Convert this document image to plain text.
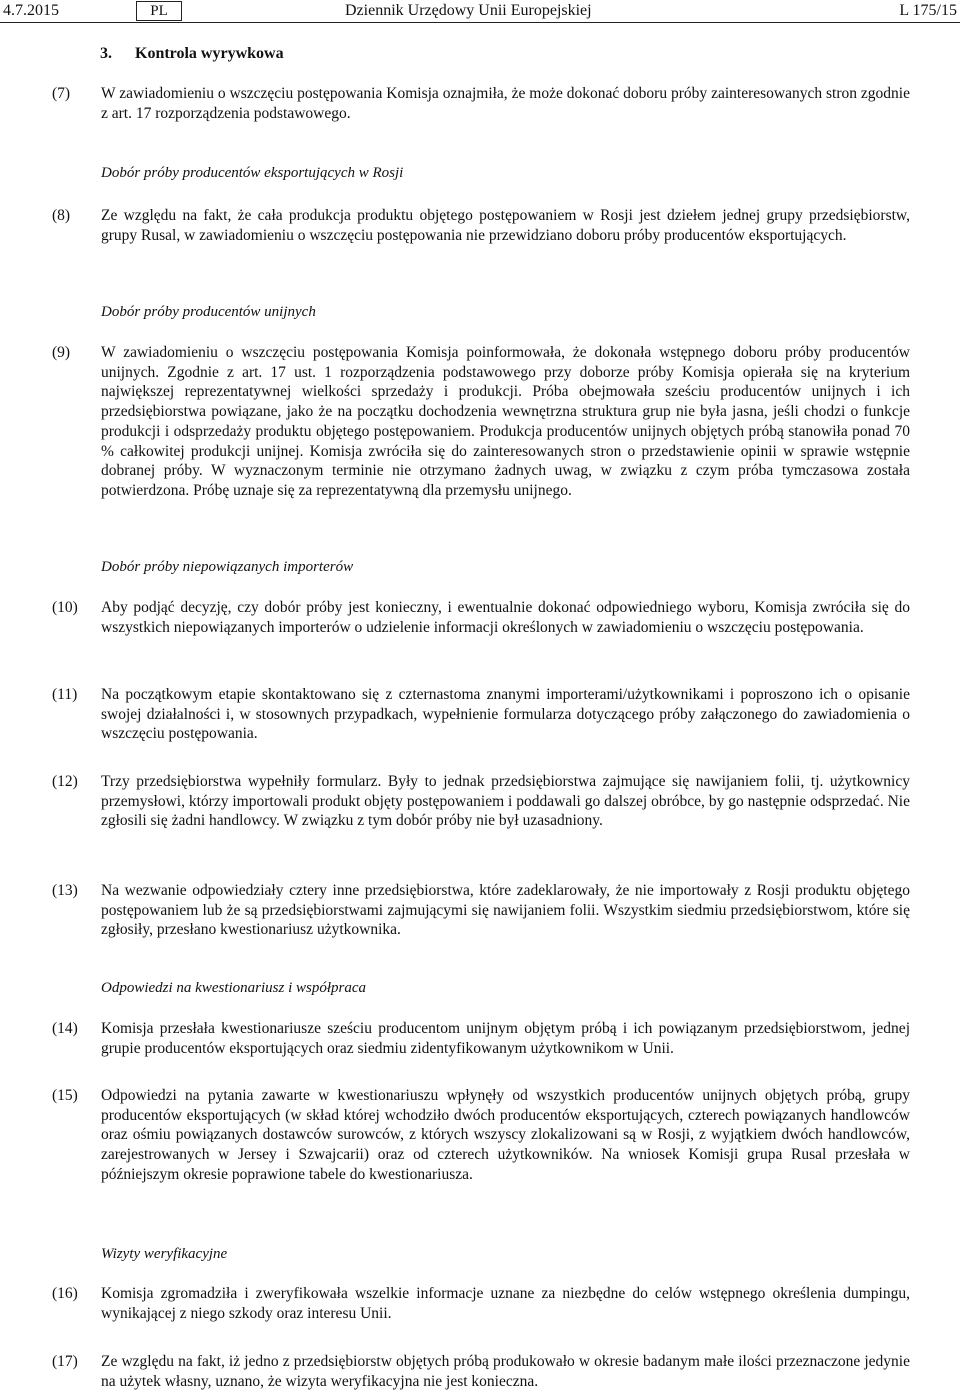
4.7.2015	PL	Dziennik Urzędowy Unii Europejskiej	L 175/15
3. Kontrola wyrywkowa
(7) W zawiadomieniu o wszczęciu postępowania Komisja oznajmiła, że może dokonać doboru próby zainteresowanych stron zgodnie z art. 17 rozporządzenia podstawowego.
Dobór próby producentów eksportujących w Rosji
(8) Ze względu na fakt, że cała produkcja produktu objętego postępowaniem w Rosji jest dziełem jednej grupy przedsiębiorstw, grupy Rusal, w zawiadomieniu o wszczęciu postępowania nie przewidziano doboru próby producentów eksportujących.
Dobór próby producentów unijnych
(9) W zawiadomieniu o wszczęciu postępowania Komisja poinformowała, że dokonała wstępnego doboru próby producentów unijnych. Zgodnie z art. 17 ust. 1 rozporządzenia podstawowego przy doborze próby Komisja opierała się na kryterium największej reprezentatywnej wielkości sprzedaży i produkcji. Próba obejmowała sześciu producentów unijnych i ich przedsiębiorstwa powiązane, jako że na początku dochodzenia wewnętrzna struktura grup nie była jasna, jeśli chodzi o funkcje produkcji i odsprzedaży produktu objętego postępowaniem. Produkcja producentów unijnych objętych próbą stanowiła ponad 70 % całkowitej produkcji unijnej. Komisja zwróciła się do zainteresowanych stron o przedstawienie opinii w sprawie wstępnie dobranej próby. W wyznaczonym terminie nie otrzymano żadnych uwag, w związku z czym próba tymczasowa została potwierdzona. Próbę uznaje się za reprezentatywną dla przemysłu unijnego.
Dobór próby niepowiązanych importerów
(10) Aby podjąć decyzję, czy dobór próby jest konieczny, i ewentualnie dokonać odpowiedniego wyboru, Komisja zwróciła się do wszystkich niepowiązanych importerów o udzielenie informacji określonych w zawiadomieniu o wszczęciu postępowania.
(11) Na początkowym etapie skontaktowano się z czternastoma znanymi importerami/użytkownikami i poproszono ich o opisanie swojej działalności i, w stosownych przypadkach, wypełnienie formularza dotyczącego próby załączonego do zawiadomienia o wszczęciu postępowania.
(12) Trzy przedsiębiorstwa wypełniły formularz. Były to jednak przedsiębiorstwa zajmujące się nawijaniem folii, tj. użytkownicy przemysłowi, którzy importowali produkt objęty postępowaniem i poddawali go dalszej obróbce, by go następnie odsprzedać. Nie zgłosili się żadni handlowcy. W związku z tym dobór próby nie był uzasadniony.
(13) Na wezwanie odpowiedziały cztery inne przedsiębiorstwa, które zadeklarowały, że nie importowały z Rosji produktu objętego postępowaniem lub że są przedsiębiorstwami zajmującymi się nawijaniem folii. Wszystkim siedmiu przedsiębiorstwom, które się zgłosiły, przesłano kwestionariusz użytkownika.
Odpowiedzi na kwestionariusz i współpraca
(14) Komisja przesłała kwestionariusze sześciu producentom unijnym objętym próbą i ich powiązanym przedsiębiorstwom, jednej grupie producentów eksportujących oraz siedmiu zidentyfikowanym użytkownikom w Unii.
(15) Odpowiedzi na pytania zawarte w kwestionariuszu wpłynęły od wszystkich producentów unijnych objętych próbą, grupy producentów eksportujących (w skład której wchodziło dwóch producentów eksportujących, czterech powiązanych handlowców oraz ośmiu powiązanych dostawców surowców, z których wszyscy zlokalizowani są w Rosji, z wyjątkiem dwóch handlowców, zarejestrowanych w Jersey i Szwajcarii) oraz od czterech użytkowników. Na wniosek Komisji grupa Rusal przesłała w późniejszym okresie poprawione tabele do kwestionariusza.
Wizyty weryfikacyjne
(16) Komisja zgromadziła i zweryfikowała wszelkie informacje uznane za niezbędne do celów wstępnego określenia dumpingu, wynikającej z niego szkody oraz interesu Unii.
(17) Ze względu na fakt, iż jedno z przedsiębiorstw objętych próbą produkowało w okresie badanym małe ilości przeznaczone jedynie na użytek własny, uznano, że wizyta weryfikacyjna nie jest konieczna.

▶ [DIRECTIVE] Reproduce all the records verbatim, excluding images.

▶ [TASK OUTPUT]
Convert this document image to plain text.
4.7.2015	PL	Dziennik Urzędowy Unii Europejskiej	L 175/15
3. Kontrola wyrywkowa
(7) W zawiadomieniu o wszczęciu postępowania Komisja oznajmiła, że może dokonać doboru próby zainteresowanych stron zgodnie z art. 17 rozporządzenia podstawowego.
Dobór próby producentów eksportujących w Rosji
(8) Ze względu na fakt, że cała produkcja produktu objętego postępowaniem w Rosji jest dziełem jednej grupy przedsiębiorstw, grupy Rusal, w zawiadomieniu o wszczęciu postępowania nie przewidziano doboru próby producentów eksportujących.
Dobór próby producentów unijnych
(9) W zawiadomieniu o wszczęciu postępowania Komisja poinformowała, że dokonała wstępnego doboru próby producentów unijnych. Zgodnie z art. 17 ust. 1 rozporządzenia podstawowego przy doborze próby Komisja opierała się na kryterium największej reprezentatywnej wielkości sprzedaży i produkcji. Próba obejmowała sześciu producentów unijnych i ich przedsiębiorstwa powiązane, jako że na początku dochodzenia wewnętrzna struktura grup nie była jasna, jeśli chodzi o funkcje produkcji i odsprzedaży produktu objętego postępowaniem. Produkcja producentów unijnych objętych próbą stanowiła ponad 70 % całkowitej produkcji unijnej. Komisja zwróciła się do zainteresowanych stron o przedstawienie opinii w sprawie wstępnie dobranej próby. W wyznaczonym terminie nie otrzymano żadnych uwag, w związku z czym próba tymczasowa została potwierdzona. Próbę uznaje się za reprezentatywną dla przemysłu unijnego.
Dobór próby niepowiązanych importerów
(10) Aby podjąć decyzję, czy dobór próby jest konieczny, i ewentualnie dokonać odpowiedniego wyboru, Komisja zwróciła się do wszystkich niepowiązanych importerów o udzielenie informacji określonych w zawiadomieniu o wszczęciu postępowania.
(11) Na początkowym etapie skontaktowano się z czternastoma znanymi importerami/użytkownikami i poproszono ich o opisanie swojej działalności i, w stosownych przypadkach, wypełnienie formularza dotyczącego próby załączonego do zawiadomienia o wszczęciu postępowania.
(12) Trzy przedsiębiorstwa wypełniły formularz. Były to jednak przedsiębiorstwa zajmujące się nawijaniem folii, tj. użytkownicy przemysłowi, którzy importowali produkt objęty postępowaniem i poddawali go dalszej obróbce, by go następnie odsprzedać. Nie zgłosili się żadni handlowcy. W związku z tym dobór próby nie był uzasadniony.
(13) Na wezwanie odpowiedziały cztery inne przedsiębiorstwa, które zadeklarowały, że nie importowały z Rosji produktu objętego postępowaniem lub że są przedsiębiorstwami zajmującymi się nawijaniem folii. Wszystkim siedmiu przedsiębiorstwom, które się zgłosiły, przesłano kwestionariusz użytkownika.
Odpowiedzi na kwestionariusz i współpraca
(14) Komisja przesłała kwestionariusze sześciu producentom unijnym objętym próbą i ich powiązanym przedsiębiorstwom, jednej grupie producentów eksportujących oraz siedmiu zidentyfikowanym użytkownikom w Unii.
(15) Odpowiedzi na pytania zawarte w kwestionariuszu wpłynęły od wszystkich producentów unijnych objętych próbą, grupy producentów eksportujących (w skład której wchodziło dwóch producentów eksportujących, czterech powiązanych handlowców oraz ośmiu powiązanych dostawców surowców, z których wszyscy zlokalizowani są w Rosji, z wyjątkiem dwóch handlowców, zarejestrowanych w Jersey i Szwajcarii) oraz od czterech użytkowników. Na wniosek Komisji grupa Rusal przesłała w późniejszym okresie poprawione tabele do kwestionariusza.
Wizyty weryfikacyjne
(16) Komisja zgromadziła i zweryfikowała wszelkie informacje uznane za niezbędne do celów wstępnego określenia dumpingu, wynikającej z niego szkody oraz interesu Unii.
(17) Ze względu na fakt, iż jedno z przedsiębiorstw objętych próbą produkowało w okresie badanym małe ilości przeznaczone jedynie na użytek własny, uznano, że wizyta weryfikacyjna nie jest konieczna.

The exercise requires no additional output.